§ **To do**: Gather all lines from the material that contain "icon".

§ **Exercise data**:
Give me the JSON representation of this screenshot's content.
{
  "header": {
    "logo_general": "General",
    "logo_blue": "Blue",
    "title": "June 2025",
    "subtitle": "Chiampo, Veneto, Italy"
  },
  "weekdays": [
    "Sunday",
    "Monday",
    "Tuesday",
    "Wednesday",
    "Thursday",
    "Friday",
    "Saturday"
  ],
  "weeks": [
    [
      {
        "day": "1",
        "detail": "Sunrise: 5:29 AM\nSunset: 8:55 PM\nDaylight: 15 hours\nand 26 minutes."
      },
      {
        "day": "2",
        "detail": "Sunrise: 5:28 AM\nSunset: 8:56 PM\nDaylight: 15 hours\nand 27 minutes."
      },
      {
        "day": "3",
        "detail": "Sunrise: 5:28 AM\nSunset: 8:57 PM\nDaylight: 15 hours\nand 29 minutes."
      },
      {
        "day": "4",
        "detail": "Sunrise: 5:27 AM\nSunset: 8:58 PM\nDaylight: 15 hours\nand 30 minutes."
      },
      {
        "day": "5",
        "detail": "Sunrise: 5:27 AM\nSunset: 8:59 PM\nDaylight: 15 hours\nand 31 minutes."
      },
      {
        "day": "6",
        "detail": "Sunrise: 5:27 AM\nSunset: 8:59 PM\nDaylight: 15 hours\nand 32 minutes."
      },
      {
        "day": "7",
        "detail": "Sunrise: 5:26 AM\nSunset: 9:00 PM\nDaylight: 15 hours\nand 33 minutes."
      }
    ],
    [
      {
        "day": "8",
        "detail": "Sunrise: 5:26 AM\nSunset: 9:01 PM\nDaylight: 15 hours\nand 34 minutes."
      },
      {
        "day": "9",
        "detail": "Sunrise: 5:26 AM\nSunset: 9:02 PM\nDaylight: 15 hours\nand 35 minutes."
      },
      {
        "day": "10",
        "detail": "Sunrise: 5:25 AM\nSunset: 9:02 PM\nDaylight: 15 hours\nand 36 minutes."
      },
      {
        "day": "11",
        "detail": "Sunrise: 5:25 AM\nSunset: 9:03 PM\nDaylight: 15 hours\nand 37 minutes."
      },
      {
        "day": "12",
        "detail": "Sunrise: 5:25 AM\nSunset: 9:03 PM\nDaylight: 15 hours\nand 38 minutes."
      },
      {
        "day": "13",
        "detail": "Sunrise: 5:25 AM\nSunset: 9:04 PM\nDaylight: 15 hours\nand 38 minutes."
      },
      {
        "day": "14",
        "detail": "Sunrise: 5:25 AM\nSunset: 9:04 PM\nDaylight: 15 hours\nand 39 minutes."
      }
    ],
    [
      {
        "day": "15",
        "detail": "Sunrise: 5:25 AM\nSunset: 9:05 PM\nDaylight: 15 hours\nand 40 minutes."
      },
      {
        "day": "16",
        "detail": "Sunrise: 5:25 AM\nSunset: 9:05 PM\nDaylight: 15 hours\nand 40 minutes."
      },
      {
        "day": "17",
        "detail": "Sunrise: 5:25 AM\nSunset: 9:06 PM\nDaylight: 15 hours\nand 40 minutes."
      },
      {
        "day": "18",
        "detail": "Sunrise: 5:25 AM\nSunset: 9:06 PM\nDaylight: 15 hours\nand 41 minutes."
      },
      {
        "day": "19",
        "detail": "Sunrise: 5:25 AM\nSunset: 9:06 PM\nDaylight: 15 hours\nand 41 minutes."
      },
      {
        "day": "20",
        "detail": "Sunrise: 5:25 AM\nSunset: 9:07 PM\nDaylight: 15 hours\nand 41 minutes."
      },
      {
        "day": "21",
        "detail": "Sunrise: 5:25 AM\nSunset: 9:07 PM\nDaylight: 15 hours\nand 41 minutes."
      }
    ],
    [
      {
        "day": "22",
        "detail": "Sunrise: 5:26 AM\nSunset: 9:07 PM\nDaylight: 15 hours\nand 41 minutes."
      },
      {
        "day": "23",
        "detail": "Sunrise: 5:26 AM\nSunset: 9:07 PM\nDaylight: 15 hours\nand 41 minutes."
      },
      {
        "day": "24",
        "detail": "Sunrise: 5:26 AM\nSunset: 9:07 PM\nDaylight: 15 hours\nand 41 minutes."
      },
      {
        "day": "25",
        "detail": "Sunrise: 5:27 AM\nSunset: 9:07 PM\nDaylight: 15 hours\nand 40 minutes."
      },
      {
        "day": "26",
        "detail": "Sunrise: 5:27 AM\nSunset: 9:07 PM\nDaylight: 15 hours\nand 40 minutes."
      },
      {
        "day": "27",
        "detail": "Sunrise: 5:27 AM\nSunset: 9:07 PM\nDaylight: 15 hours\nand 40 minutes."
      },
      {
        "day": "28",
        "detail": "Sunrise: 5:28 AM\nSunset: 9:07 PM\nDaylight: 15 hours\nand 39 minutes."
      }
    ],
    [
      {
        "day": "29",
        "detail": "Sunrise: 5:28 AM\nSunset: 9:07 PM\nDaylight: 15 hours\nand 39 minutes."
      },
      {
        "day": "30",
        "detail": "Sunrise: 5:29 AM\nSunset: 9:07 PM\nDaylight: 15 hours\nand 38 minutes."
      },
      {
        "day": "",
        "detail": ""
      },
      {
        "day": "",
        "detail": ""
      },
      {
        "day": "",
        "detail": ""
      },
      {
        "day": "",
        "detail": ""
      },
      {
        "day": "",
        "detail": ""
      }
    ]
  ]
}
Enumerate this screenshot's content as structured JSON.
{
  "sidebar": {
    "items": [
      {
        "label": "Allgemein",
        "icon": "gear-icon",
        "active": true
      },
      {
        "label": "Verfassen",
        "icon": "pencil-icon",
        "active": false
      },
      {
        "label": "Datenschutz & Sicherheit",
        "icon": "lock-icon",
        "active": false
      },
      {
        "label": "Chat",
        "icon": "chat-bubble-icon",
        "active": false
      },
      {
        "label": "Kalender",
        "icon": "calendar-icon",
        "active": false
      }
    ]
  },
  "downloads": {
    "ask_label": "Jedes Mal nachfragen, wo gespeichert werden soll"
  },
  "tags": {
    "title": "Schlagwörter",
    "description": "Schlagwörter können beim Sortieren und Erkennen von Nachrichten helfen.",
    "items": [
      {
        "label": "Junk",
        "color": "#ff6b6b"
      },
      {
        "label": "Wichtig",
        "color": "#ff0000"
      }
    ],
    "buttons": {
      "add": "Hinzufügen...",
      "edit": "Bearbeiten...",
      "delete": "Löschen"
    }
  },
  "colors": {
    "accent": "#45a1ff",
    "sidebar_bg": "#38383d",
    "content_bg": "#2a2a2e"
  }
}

§ **Written response**:
        "icon": "gear-icon",
        "icon": "pencil-icon",
        "icon": "lock-icon",
        "icon": "chat-bubble-icon",
        "icon": "calendar-icon",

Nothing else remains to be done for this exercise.